▸ **Supplied passage**

-------

Traditional risk assets weakened as investors reacted to the perceived controversy of some of Trump’s cabinet nominees, while bond yields signalled worries about inflation and the rising budget deficit.

Concerns about the outlook for US inflation and interest rates
President-elect Donald Trump’s mandate to lower taxes, reduce immigration, deregulate and introduce tariffs is expected to stimulate growth and boost US corporate profitability. Yet it could revive inflationary pressures, which have been on a downward trend since mid-2022. Likewise, unless the incoming administration’s spending plans are offset by severe spending cuts elsewhere, the budget deficit will continue to deteriorate. What’s more, some recent data shows that efforts to reduce inflation have stalled, and comments by the chair of the US central bank have been interpreted as a more cautious approach to further interest rate cuts. As a result, there is speculation investors will seek higher US government bond yields (and bond prices, which move in the opposite direction, will weaken) to compensate for a more uncertain economic backdrop.

Some of Trump’s proposed administration picks unnerve investors
After reaching an all time high, the US benchmark S&P 500 index ended lower, as did the technology-heavy Nasdaq index. Energy and financial shares were the only two sectors to end the week in positive territory. All other major sectors closed lower, led by healthcare, where Trump’s pick of COVID-19 vaccine sceptic Robert F. Kennedy Jr. as his Secretary of Health and Human Services could prove particularly controversial. Trump’s proposed cabinet nominees will be subject to congressional confirmation, but the process may temporarily threaten the Republican majority in Congress. This could have implications for the passing of early legislation by the new administration, in particular for an extension of the Tax Cuts and Jobs Act (TCJA), expected in the first half of 2025.

-------

▸ **Dataset excerpts**
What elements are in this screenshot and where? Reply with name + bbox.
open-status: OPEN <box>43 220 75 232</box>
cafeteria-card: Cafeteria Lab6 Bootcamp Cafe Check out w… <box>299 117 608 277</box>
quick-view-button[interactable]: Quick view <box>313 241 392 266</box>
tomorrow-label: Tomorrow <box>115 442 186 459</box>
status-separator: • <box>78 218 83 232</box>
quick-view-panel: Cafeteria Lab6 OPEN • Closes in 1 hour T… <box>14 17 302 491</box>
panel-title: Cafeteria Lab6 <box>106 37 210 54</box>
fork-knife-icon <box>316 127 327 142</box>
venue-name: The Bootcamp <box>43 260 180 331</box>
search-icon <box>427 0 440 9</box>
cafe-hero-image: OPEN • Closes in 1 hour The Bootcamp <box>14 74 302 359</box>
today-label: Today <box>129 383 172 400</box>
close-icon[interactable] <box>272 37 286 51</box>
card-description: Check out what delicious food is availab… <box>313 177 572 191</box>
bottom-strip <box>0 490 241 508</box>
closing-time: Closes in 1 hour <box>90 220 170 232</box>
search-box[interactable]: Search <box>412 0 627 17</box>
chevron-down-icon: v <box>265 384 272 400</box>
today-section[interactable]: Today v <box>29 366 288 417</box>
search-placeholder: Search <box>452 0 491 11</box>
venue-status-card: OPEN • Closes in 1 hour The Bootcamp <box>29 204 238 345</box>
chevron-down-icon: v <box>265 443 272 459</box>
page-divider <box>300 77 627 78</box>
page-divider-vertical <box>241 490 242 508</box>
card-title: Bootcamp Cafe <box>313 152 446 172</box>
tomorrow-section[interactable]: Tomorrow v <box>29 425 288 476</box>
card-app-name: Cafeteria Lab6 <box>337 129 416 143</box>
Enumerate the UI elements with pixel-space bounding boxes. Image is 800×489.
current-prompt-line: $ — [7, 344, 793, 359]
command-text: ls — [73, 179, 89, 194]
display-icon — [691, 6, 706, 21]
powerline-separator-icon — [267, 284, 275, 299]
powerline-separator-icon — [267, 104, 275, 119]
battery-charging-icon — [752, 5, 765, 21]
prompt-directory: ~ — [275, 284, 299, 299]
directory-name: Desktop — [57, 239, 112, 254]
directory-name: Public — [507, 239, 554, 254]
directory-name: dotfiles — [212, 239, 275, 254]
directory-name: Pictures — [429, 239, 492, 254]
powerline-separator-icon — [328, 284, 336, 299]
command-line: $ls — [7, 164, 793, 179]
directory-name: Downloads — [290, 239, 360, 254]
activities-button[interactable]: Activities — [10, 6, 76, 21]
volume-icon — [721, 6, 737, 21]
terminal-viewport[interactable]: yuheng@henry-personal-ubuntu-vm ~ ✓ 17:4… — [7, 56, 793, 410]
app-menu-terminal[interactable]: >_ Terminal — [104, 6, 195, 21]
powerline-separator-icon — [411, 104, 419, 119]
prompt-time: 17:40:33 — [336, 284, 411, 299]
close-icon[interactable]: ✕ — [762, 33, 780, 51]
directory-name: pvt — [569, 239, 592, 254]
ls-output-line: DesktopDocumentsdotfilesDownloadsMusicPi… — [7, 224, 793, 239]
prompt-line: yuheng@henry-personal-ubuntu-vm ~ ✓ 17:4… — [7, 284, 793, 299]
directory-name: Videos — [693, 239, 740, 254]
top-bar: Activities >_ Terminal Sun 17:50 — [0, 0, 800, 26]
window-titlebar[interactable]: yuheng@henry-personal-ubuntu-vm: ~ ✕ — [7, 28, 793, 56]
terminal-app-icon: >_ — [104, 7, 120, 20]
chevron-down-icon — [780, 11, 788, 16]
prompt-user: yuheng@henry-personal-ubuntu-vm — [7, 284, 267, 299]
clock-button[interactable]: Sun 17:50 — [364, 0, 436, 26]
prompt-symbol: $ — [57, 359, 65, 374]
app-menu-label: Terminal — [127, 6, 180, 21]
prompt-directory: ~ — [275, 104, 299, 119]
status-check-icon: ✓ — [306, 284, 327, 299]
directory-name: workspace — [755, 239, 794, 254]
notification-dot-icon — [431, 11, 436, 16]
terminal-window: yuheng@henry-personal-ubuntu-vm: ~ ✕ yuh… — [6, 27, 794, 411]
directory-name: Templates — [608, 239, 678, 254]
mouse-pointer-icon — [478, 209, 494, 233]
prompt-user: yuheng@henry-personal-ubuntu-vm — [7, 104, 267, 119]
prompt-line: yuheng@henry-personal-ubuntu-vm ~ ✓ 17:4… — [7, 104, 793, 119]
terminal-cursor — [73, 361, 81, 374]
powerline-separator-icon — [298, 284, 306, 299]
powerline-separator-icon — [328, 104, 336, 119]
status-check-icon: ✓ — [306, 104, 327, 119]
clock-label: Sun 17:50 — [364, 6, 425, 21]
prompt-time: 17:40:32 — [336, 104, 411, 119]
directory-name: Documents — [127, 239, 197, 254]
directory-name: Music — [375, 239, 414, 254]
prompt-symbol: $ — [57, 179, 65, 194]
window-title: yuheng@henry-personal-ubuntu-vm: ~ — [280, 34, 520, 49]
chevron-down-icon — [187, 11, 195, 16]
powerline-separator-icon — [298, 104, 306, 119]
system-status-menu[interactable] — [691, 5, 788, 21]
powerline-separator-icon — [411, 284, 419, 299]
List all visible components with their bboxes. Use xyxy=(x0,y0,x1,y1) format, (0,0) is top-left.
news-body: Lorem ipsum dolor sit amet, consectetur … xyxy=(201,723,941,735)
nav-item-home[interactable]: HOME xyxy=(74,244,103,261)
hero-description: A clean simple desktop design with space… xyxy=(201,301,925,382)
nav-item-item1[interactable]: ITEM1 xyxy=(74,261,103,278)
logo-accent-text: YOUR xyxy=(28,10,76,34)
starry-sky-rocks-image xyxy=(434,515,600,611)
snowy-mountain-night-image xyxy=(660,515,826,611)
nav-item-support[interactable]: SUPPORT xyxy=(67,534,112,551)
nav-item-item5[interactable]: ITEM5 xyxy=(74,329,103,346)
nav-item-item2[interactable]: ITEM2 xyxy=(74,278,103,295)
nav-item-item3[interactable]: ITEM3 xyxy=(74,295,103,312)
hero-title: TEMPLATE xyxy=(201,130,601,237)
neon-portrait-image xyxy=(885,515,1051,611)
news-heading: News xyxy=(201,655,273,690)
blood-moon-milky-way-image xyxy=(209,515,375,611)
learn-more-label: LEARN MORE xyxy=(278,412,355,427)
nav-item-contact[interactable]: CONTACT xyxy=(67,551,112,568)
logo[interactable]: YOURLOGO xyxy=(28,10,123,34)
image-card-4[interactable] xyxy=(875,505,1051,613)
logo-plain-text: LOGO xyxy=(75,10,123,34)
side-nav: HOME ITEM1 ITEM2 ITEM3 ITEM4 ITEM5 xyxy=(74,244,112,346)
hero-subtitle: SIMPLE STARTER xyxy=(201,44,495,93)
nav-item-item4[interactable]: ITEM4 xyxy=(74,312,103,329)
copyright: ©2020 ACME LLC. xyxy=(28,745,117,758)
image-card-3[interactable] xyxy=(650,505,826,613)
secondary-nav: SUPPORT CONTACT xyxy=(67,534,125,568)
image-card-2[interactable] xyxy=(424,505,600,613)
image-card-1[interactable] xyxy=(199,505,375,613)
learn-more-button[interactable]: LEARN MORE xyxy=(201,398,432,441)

-------

▸ **Directions**
1) Write out the stretch of the market commentary from "Some of Trump’s proposed" through "half of 2025." word for word.
2) Extend the market commentary on Trump's nominees and US bonds by picking up right after its final sentence.

▸ **Results by task**
1)
Some of Trump’s proposed administration picks unnerve investors
After reaching an all time high, the US benchmark S&P 500 index ended lower, as did the technology-heavy Nasdaq index. Energy and financial shares were the only two sectors to end the week in positive territory. All other major sectors closed lower, led by healthcare, where Trump’s pick of COVID-19 vaccine sceptic Robert F. Kennedy Jr. as his Secretary of Health and Human Services could prove particularly controversial. Trump’s proposed cabinet nominees will be subject to congressional confirmation, but the process may temporarily threaten the Republican majority in Congress. This could have implications for the passing of early legislation by the new administration, in particular for an extension of the Tax Cuts and Jobs Act (TCJA), expected in the first half of 2025.

2)
UK economic growth slows
Measured by GDP, UK economic growth of 1.2% during the first half of 2024 made the UK the best performing economy among the G7 economies. That performance has stalled, with growth for July to September (the third quarter of the year) only 0.1% compared with 0.5% during the second quarter. In isolation, growth in September was -0.1%. This reflected a slump in the services sector (such as education, finance, healthcare, and entertainment), which accounts for most of the output in the economy. While this was a disappointing update, in part it reflected some easing after strong performance earlier this year. Investors’ reaction was muted, with government bonds and the pound little moved by the update.

Market moves

  • The gold price suffered its largest weekly decline in three years as the value of the dollar continued to rise. Other precious metals (silver, platinum, and palladium) also weakened.

  • Caught between the threat of US tariffs and China’s economic slowdown, European shares ended lower in euro terms for the fourth consecutive week.

  • The US 10-year Treasury (government bond) yield reached its highest level (4.51%) since June as US interest rate cut expectations eased.

What to look out for this week

  • On Wednesday, high-end microchip company Nvidia will report third-quarter earnings, expected to show strong sales and profit growth driven by demand for artificial intelligence (AI) infrastructure.

  • Also on Wednesday, UK consumer inflation for October will be released and is expected to show a rise on an annual basis from 1.7% to 2%.

  • On Friday, initial indicators of business confidence in November (‘Purchasing Managers’ Indices’) will be revealed for the US, UK and Germany.